- **MATERIALS PROVIDED**
# # # #

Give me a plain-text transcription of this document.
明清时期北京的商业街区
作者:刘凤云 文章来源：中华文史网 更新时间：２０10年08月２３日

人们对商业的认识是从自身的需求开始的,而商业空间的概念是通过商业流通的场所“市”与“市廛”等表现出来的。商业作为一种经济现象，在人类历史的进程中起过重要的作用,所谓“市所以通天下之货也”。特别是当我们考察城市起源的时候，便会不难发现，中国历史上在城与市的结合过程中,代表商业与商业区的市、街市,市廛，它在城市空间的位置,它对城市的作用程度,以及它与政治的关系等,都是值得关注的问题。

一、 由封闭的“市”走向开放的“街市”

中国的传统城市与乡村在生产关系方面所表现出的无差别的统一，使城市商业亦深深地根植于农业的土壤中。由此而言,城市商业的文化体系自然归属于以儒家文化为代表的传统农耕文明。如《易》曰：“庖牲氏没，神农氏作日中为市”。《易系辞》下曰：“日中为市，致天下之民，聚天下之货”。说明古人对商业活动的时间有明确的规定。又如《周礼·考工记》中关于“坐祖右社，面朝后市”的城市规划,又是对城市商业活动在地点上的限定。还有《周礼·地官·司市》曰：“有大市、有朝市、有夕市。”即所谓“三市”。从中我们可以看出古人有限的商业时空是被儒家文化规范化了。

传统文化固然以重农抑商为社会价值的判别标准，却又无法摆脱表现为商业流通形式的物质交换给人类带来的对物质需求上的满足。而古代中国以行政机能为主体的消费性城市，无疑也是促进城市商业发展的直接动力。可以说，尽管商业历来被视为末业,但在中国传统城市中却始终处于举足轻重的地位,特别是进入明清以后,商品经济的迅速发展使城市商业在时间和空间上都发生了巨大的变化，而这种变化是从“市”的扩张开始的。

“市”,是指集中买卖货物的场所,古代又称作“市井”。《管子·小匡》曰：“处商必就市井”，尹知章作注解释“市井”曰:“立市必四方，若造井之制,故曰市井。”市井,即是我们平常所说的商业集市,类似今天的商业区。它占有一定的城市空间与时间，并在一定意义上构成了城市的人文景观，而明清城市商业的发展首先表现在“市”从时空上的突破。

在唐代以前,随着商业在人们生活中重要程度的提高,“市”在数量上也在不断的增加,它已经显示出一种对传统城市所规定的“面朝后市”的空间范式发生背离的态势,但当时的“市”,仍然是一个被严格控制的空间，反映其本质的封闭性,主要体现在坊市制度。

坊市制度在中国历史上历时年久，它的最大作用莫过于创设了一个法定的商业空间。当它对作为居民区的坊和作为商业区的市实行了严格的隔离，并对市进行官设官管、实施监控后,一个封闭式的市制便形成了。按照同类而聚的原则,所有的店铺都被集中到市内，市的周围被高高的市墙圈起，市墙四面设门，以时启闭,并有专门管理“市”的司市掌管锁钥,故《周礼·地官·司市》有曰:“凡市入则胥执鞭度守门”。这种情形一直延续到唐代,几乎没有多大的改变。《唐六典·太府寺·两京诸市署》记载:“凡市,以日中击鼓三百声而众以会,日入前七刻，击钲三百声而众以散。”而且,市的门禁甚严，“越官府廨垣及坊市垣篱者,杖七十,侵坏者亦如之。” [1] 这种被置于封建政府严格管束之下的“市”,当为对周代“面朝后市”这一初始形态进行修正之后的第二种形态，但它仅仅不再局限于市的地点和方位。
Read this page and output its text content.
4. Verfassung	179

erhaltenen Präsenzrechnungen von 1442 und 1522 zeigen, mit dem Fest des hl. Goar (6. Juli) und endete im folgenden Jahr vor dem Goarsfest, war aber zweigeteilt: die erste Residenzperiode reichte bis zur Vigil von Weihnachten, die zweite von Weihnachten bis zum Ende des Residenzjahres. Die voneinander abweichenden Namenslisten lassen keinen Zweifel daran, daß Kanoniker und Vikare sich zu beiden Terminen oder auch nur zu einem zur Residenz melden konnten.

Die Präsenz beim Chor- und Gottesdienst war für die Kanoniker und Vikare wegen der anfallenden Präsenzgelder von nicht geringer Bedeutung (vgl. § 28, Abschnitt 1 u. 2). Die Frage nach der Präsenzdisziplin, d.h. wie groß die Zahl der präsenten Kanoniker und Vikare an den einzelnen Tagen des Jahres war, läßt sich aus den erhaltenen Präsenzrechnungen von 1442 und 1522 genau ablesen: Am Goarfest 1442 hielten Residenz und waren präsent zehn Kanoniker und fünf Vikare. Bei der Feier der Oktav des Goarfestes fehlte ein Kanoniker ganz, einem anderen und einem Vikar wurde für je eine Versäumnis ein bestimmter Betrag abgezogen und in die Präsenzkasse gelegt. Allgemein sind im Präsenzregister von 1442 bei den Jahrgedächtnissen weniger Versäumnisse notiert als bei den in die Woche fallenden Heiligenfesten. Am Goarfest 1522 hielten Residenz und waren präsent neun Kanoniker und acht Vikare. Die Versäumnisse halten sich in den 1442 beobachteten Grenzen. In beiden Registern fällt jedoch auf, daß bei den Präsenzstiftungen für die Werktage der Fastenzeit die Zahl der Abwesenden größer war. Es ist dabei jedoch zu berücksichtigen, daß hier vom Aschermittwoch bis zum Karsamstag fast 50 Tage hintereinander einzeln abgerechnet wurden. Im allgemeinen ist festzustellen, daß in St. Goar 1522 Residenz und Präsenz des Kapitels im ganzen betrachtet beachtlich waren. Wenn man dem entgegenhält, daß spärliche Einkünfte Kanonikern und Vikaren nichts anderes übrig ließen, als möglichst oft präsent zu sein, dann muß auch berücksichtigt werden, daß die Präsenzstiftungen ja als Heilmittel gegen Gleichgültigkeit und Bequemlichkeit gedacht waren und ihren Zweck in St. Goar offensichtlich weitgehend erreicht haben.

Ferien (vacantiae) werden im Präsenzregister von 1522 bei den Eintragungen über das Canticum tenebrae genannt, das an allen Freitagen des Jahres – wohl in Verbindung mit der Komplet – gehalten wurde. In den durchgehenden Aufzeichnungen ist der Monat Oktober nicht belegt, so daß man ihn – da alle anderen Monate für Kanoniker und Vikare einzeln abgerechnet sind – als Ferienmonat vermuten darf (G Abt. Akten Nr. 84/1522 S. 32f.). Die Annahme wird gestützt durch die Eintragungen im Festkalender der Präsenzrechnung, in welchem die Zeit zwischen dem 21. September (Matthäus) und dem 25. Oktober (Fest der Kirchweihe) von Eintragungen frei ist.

# # # #

- **TASK DIRECTIONS**
From the listing above, find the number of lines with the word "text" in them. Answer with the number only.

- **RESPONSE**
2